RECORDS FOR THIS TASK —
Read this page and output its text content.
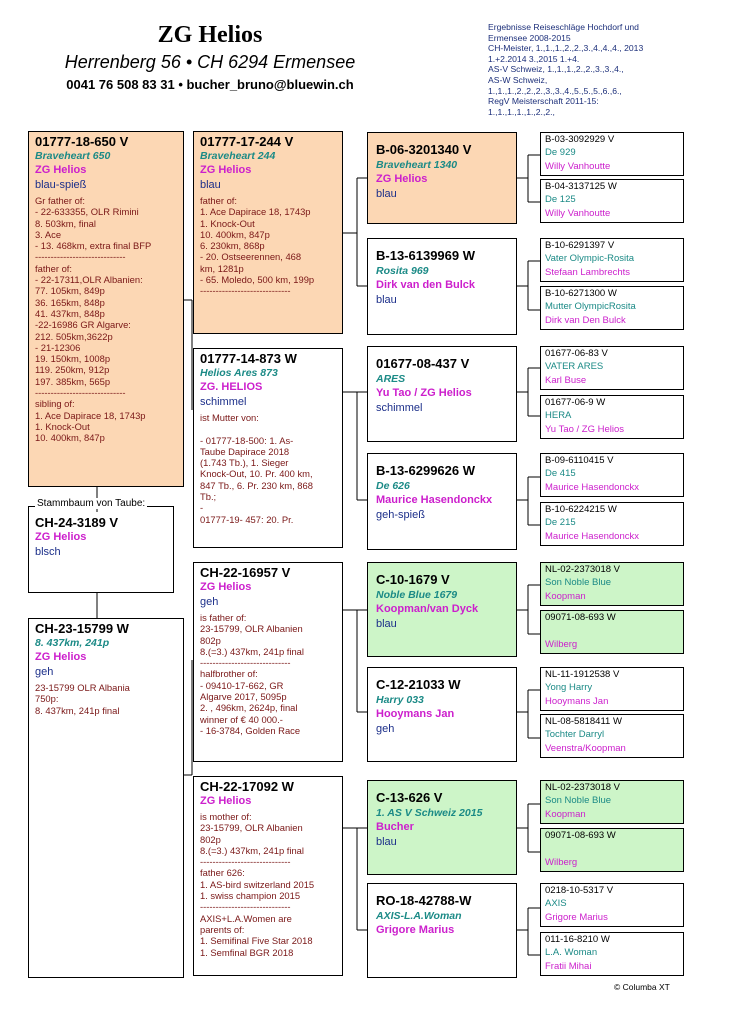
ZG Helios
Herrenberg 56 • CH 6294 Ermensee
0041 76 508 83 31 • bucher_bruno@bluewin.ch
Ergebnisse Reiseschläge Hochdorf und
Ermensee 2008-2015
CH-Meister, 1.,1.,1.,2.,2.,3.,4.,4.,4., 2013
1.+2.2014 3.,2015 1.+4.
AS-V Schweiz, 1.,1.,1.,2.,2.,3.,3.,4.,
AS-W Schweiz,
1.,1.,1.,2.,2.,2.,3.,3.,4.,5.,5.,5.,6.,6.,
RegV Meisterschaft 2011-15:
1.,1.,1.,1.,1.,2.,2.,
01777-18-650 V
Braveheart 650
ZG Helios
blau-spieß
Gr father of:
- 22-633355, OLR Rimini
8. 503km, final
3. Ace
- 13. 468km, extra final BFP
-----------------------------
father of:
- 22-17311,OLR Albanien:
77. 105km, 849p
36. 165km, 848p
41. 437km, 848p
-22-16986 GR Algarve:
212. 505km,3622p
- 21-12306
19. 150km, 1008p
119. 250km, 912p
197. 385km, 565p
-----------------------------
sibling of:
1. Ace Dapirace 18, 1743p
1. Knock-Out
10. 400km, 847p
CH-24-3189 V
ZG Helios
blsch
Stammbaum von Taube:
CH-23-15799 W
8. 437km, 241p
ZG Helios
geh
23-15799 OLR Albania
750p:
8. 437km, 241p final
01777-17-244 V
Braveheart 244
ZG Helios
blau
father of:
1. Ace Dapirace 18, 1743p
1. Knock-Out
10. 400km, 847p
6. 230km, 868p
- 20. Ostseerennen, 468
km, 1281p
- 65. Moledo, 500 km, 199p
-----------------------------
01777-14-873 W
Helios Ares 873
ZG. HELIOS
schimmel
ist Mutter von:

- 01777-18-500: 1. As-
Taube Dapirace 2018
(1.743 Tb.), 1. Sieger
Knock-Out, 10. Pr. 400 km,
847 Tb., 6. Pr. 230 km, 868
Tb.;
-
01777-19- 457: 20. Pr.
CH-22-16957 V
ZG Helios
geh
is father of:
23-15799, OLR Albanien
802p
8.(=3.) 437km, 241p final
-----------------------------
halfbrother of:
- 09410-17-662, GR
Algarve 2017, 5095p
2. , 496km, 2624p, final
winner of € 40 000.-
- 16-3784, Golden Race
CH-22-17092 W
ZG Helios
is mother of:
23-15799, OLR Albanien
802p
8.(=3.) 437km, 241p final
-----------------------------
father 626:
1. AS-bird switzerland 2015
1. swiss champion 2015
-----------------------------
AXIS+L.A.Women are
parents of:
1. Semifinal Five Star 2018
1. Semfinal BGR 2018
B-06-3201340 V
Braveheart 1340
ZG Helios
blau
B-13-6139969 W
Rosita 969
Dirk van den Bulck
blau
01677-08-437 V
ARES
Yu Tao / ZG Helios
schimmel
B-13-6299626 W
De 626
Maurice Hasendonckx
geh-spieß
C-10-1679 V
Noble Blue 1679
Koopman/van Dyck
blau
C-12-21033 W
Harry 033
Hooymans Jan
geh
C-13-626 V
1. AS V Schweiz 2015
Bucher
blau
RO-18-42788-W
AXIS-L.A.Woman
Grigore Marius
B-03-3092929 V
De 929
Willy Vanhoutte
B-04-3137125 W
De 125
Willy Vanhoutte
B-10-6291397 V
Vater Olympic-Rosita
Stefaan Lambrechts
B-10-6271300 W
Mutter OlympicRosita
Dirk van Den Bulck
01677-06-83 V
VATER ARES
Karl Buse
01677-06-9 W
HERA
Yu Tao / ZG Helios
B-09-6110415 V
De 415
Maurice Hasendonckx
B-10-6224215 W
De 215
Maurice Hasendonckx
NL-02-2373018 V
Son Noble Blue
Koopman
09071-08-693 W

Wilberg
NL-11-1912538 V
Yong Harry
Hooymans Jan
NL-08-5818411 W
Tochter Darryl
Veenstra/Koopman
NL-02-2373018 V
Son Noble Blue
Koopman
09071-08-693 W

Wilberg
0218-10-5317 V
AXIS
Grigore Marius
011-16-8210 W
L.A. Woman
Fratii Mihai
© Columba XT
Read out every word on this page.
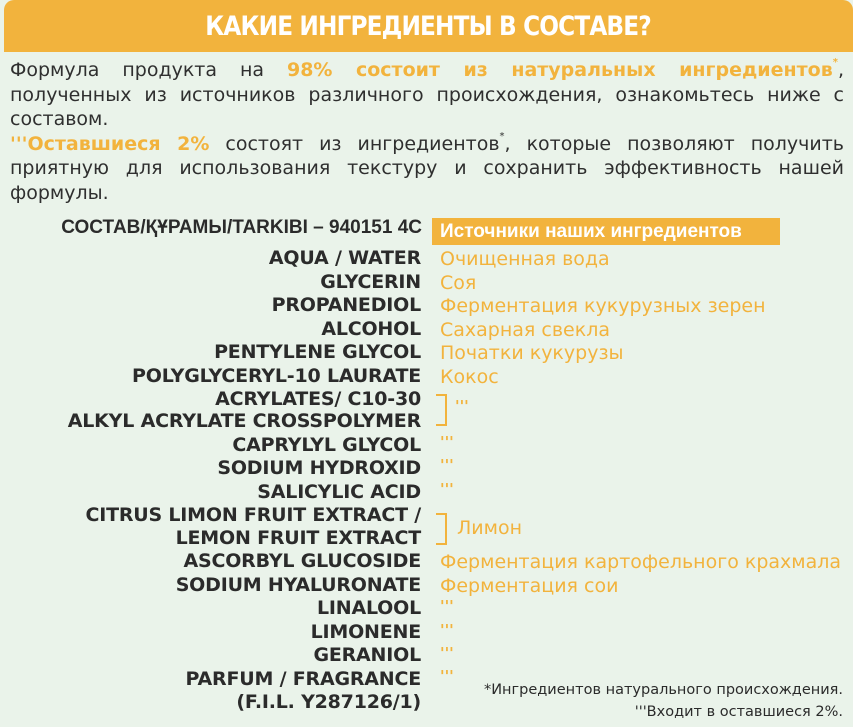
КАКИЕ ИНГРЕДИЕНТЫ В СОСТАВЕ?

Формула продукта на 98% состоит из натуральных ингредиентов*, полученных из источников различного происхождения, ознакомьтесь ниже с составом.

'''Оставшиеся 2% состоят из ингредиентов*, которые позволяют получить приятную для использования текстуру и сохранить эффективность нашей формулы.

СОСТАВ/ҚҰРАМЫ/TARKIBI – 940151 4C Источники наших ингредиентов
AQUA / WATER
GLYCERIN
PROPANEDIOL
ALCOHOL
PENTYLENE GLYCOL
POLYGLYCERYL-10 LAURATE
ACRYLATES/ C10-30
ALKYL ACRYLATE CROSSPOLYMER
CAPRYLYL GLYCOL
SODIUM HYDROXID
SALICYLIC ACID
CITRUS LIMON FRUIT EXTRACT /
LEMON FRUIT EXTRACT
ASCORBYL GLUCOSIDE
SODIUM HYALURONATE
LINALOOL
LIMONENE
GERANIOL
PARFUM / FRAGRANCE
(F.I.L. Y287126/1)
Очищенная вода
Соя
Ферментация кукурузных зерен
Сахарная свекла
Початки кукурузы
Кокос
'''
'''
'''
'''
Лимон
Ферментация картофельного крахмала
Ферментация сои
'''
'''
'''
'''
*Ингредиентов натурального происхождения.
'''Входит в оставшиеся 2%.
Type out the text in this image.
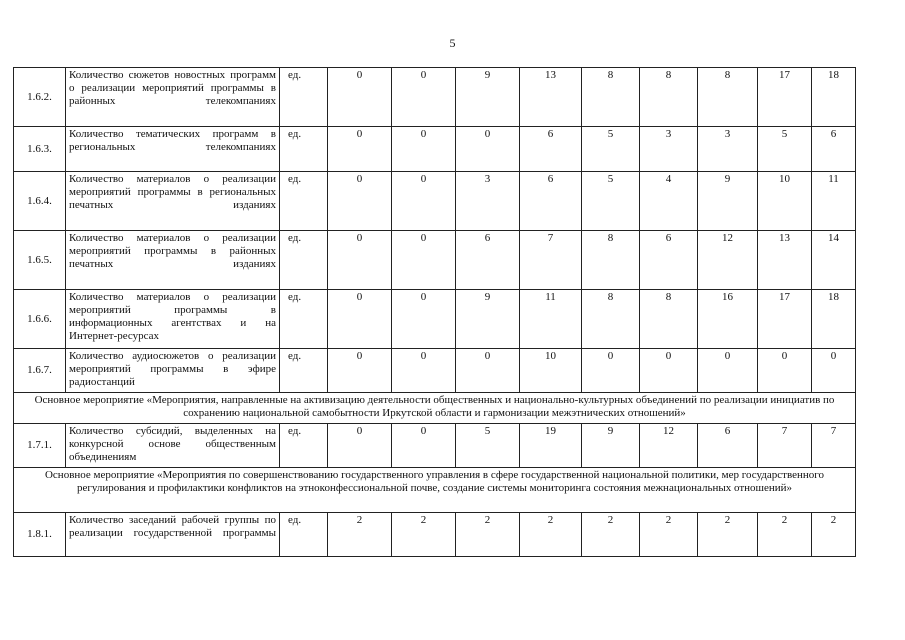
5
1.6.2.	Количество сюжетов новостных программ о реализации мероприятий программы в районных телекомпаниях	ед.	0	0	9	13	8	8	8	17	18
1.6.3.	Количество тематических программ в региональных телекомпаниях	ед.	0	0	0	6	5	3	3	5	6
1.6.4.	Количество материалов о реализации мероприятий программы в региональных печатных изданиях	ед.	0	0	3	6	5	4	9	10	11
1.6.5.	Количество материалов о реализации мероприятий программы в районных печатных изданиях	ед.	0	0	6	7	8	6	12	13	14
1.6.6.	Количество материалов о реализации мероприятий программы в информационных агентствах и на Интернет-ресурсах	ед.	0	0	9	11	8	8	16	17	18
1.6.7.	Количество аудиосюжетов о реализации мероприятий программы в эфире радиостанций	ед.	0	0	0	10	0	0	0	0	0
Основное мероприятие «Мероприятия, направленные на активизацию деятельности общественных и национально-культурных объединений по реализации инициатив по сохранению национальной самобытности Иркутской области и гармонизации межэтнических отношений»											
1.7.1.	Количество субсидий, выделенных на конкурсной основе общественным объединениям	ед.	0	0	5	19	9	12	6	7	7
Основное мероприятие «Мероприятия по совершенствованию государственного управления в сфере государственной национальной политики, мер государственного регулирования и профилактики конфликтов на этноконфессиональной почве, создание системы мониторинга состояния межнациональных отношений»											
1.8.1.	Количество заседаний рабочей группы по реализации государственной программы	ед.	2	2	2	2	2	2	2	2	2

SET PROBLEM — Drop the images and repeat the data exactly.

OUTPUT BELOW —
Read this page and output its text content.
ZG Helios
Herrenberg 56 • CH 6294 Ermensee
0041 76 508 83 31 • bucher_bruno@bluewin.ch
Ergebnisse Reiseschläge Hochdorf und
Ermensee 2008-2015
CH-Meister, 1.,1.,1.,2.,2.,3.,4.,4.,4., 2013
1.+2.2014 3.,2015 1.+4.
AS-V Schweiz, 1.,1.,1.,2.,2.,3.,3.,4.,
AS-W Schweiz,
1.,1.,1.,2.,2.,2.,3.,3.,4.,5.,5.,5.,6.,6.,
RegV Meisterschaft 2011-15:
1.,1.,1.,1.,1.,2.,2.,
01777-18-650 V
Braveheart 650
ZG Helios
blau-spieß
Gr father of:
- 22-633355, OLR Rimini
8. 503km, final
3. Ace
- 13. 468km, extra final BFP
-----------------------------
father of:
- 22-17311,OLR Albanien:
77. 105km, 849p
36. 165km, 848p
41. 437km, 848p
-22-16986 GR Algarve:
212. 505km,3622p
- 21-12306
19. 150km, 1008p
119. 250km, 912p
197. 385km, 565p
-----------------------------
sibling of:
1. Ace Dapirace 18, 1743p
1. Knock-Out
10. 400km, 847p
CH-24-3189 V
ZG Helios
blsch
Stammbaum von Taube:
CH-23-15799 W
8. 437km, 241p
ZG Helios
geh
23-15799 OLR Albania
750p:
8. 437km, 241p final
01777-17-244 V
Braveheart 244
ZG Helios
blau
father of:
1. Ace Dapirace 18, 1743p
1. Knock-Out
10. 400km, 847p
6. 230km, 868p
- 20. Ostseerennen, 468
km, 1281p
- 65. Moledo, 500 km, 199p
-----------------------------
01777-14-873 W
Helios Ares 873
ZG. HELIOS
schimmel
ist Mutter von:

- 01777-18-500: 1. As-
Taube Dapirace 2018
(1.743 Tb.), 1. Sieger
Knock-Out, 10. Pr. 400 km,
847 Tb., 6. Pr. 230 km, 868
Tb.;
-
01777-19- 457: 20. Pr.
CH-22-16957 V
ZG Helios
geh
is father of:
23-15799, OLR Albanien
802p
8.(=3.) 437km, 241p final
-----------------------------
halfbrother of:
- 09410-17-662, GR
Algarve 2017, 5095p
2. , 496km, 2624p, final
winner of € 40 000.-
- 16-3784, Golden Race
CH-22-17092 W
ZG Helios
is mother of:
23-15799, OLR Albanien
802p
8.(=3.) 437km, 241p final
-----------------------------
father 626:
1. AS-bird switzerland 2015
1. swiss champion 2015
-----------------------------
AXIS+L.A.Women are
parents of:
1. Semifinal Five Star 2018
1. Semfinal BGR 2018
B-06-3201340 V
Braveheart 1340
ZG Helios
blau
B-13-6139969 W
Rosita 969
Dirk van den Bulck
blau
01677-08-437 V
ARES
Yu Tao / ZG Helios
schimmel
B-13-6299626 W
De 626
Maurice Hasendonckx
geh-spieß
C-10-1679 V
Noble Blue 1679
Koopman/van Dyck
blau
C-12-21033 W
Harry 033
Hooymans Jan
geh
C-13-626 V
1. AS V Schweiz 2015
Bucher
blau
RO-18-42788-W
AXIS-L.A.Woman
Grigore Marius
B-03-3092929 V
De 929
Willy Vanhoutte
B-04-3137125 W
De 125
Willy Vanhoutte
B-10-6291397 V
Vater Olympic-Rosita
Stefaan Lambrechts
B-10-6271300 W
Mutter OlympicRosita
Dirk van Den Bulck
01677-06-83 V
VATER ARES
Karl Buse
01677-06-9 W
HERA
Yu Tao / ZG Helios
B-09-6110415 V
De 415
Maurice Hasendonckx
B-10-6224215 W
De 215
Maurice Hasendonckx
NL-02-2373018 V
Son Noble Blue
Koopman
09071-08-693 W

Wilberg
NL-11-1912538 V
Yong Harry
Hooymans Jan
NL-08-5818411 W
Tochter Darryl
Veenstra/Koopman
NL-02-2373018 V
Son Noble Blue
Koopman
09071-08-693 W

Wilberg
0218-10-5317 V
AXIS
Grigore Marius
011-16-8210 W
L.A. Woman
Fratii Mihai
© Columba XT
Read out every word on this page.
КАКИЕ ИНГРЕДИЕНТЫ В СОСТАВЕ?

Формула продукта на 98% состоит из натуральных ингредиентов*, полученных из источников различного происхождения, ознакомьтесь ниже с составом.

'''Оставшиеся 2% состоят из ингредиентов*, которые позволяют получить приятную для использования текстуру и сохранить эффективность нашей формулы.

СОСТАВ/ҚҰРАМЫ/TARKIBI – 940151 4C Источники наших ингредиентов
AQUA / WATER
GLYCERIN
PROPANEDIOL
ALCOHOL
PENTYLENE GLYCOL
POLYGLYCERYL-10 LAURATE
ACRYLATES/ C10-30
ALKYL ACRYLATE CROSSPOLYMER
CAPRYLYL GLYCOL
SODIUM HYDROXID
SALICYLIC ACID
CITRUS LIMON FRUIT EXTRACT /
LEMON FRUIT EXTRACT
ASCORBYL GLUCOSIDE
SODIUM HYALURONATE
LINALOOL
LIMONENE
GERANIOL
PARFUM / FRAGRANCE
(F.I.L. Y287126/1)
Очищенная вода
Соя
Ферментация кукурузных зерен
Сахарная свекла
Початки кукурузы
Кокос
'''
'''
'''
'''
Лимон
Ферментация картофельного крахмала
Ферментация сои
'''
'''
'''
'''
*Ингредиентов натурального происхождения.
'''Входит в оставшиеся 2%.
Type out the text in this image.
5
1.6.2.	Количество сюжетов новостных программ о реализации мероприятий программы в районных телекомпаниях	ед.	0	0	9	13	8	8	8	17	18
1.6.3.	Количество тематических программ в региональных телекомпаниях	ед.	0	0	0	6	5	3	3	5	6
1.6.4.	Количество материалов о реализации мероприятий программы в региональных печатных изданиях	ед.	0	0	3	6	5	4	9	10	11
1.6.5.	Количество материалов о реализации мероприятий программы в районных печатных изданиях	ед.	0	0	6	7	8	6	12	13	14
1.6.6.	Количество материалов о реализации мероприятий программы в информационных агентствах и на Интернет-ресурсах	ед.	0	0	9	11	8	8	16	17	18
1.6.7.	Количество аудиосюжетов о реализации мероприятий программы в эфире радиостанций	ед.	0	0	0	10	0	0	0	0	0
Основное мероприятие «Мероприятия, направленные на активизацию деятельности общественных и национально-культурных объединений по реализации инициатив по сохранению национальной самобытности Иркутской области и гармонизации межэтнических отношений»											
1.7.1.	Количество субсидий, выделенных на конкурсной основе общественным объединениям	ед.	0	0	5	19	9	12	6	7	7
Основное мероприятие «Мероприятия по совершенствованию государственного управления в сфере государственной национальной политики, мер государственного регулирования и профилактики конфликтов на этноконфессиональной почве, создание системы мониторинга состояния межнациональных отношений»											
1.8.1.	Количество заседаний рабочей группы по реализации государственной программы	ед.	2	2	2	2	2	2	2	2	2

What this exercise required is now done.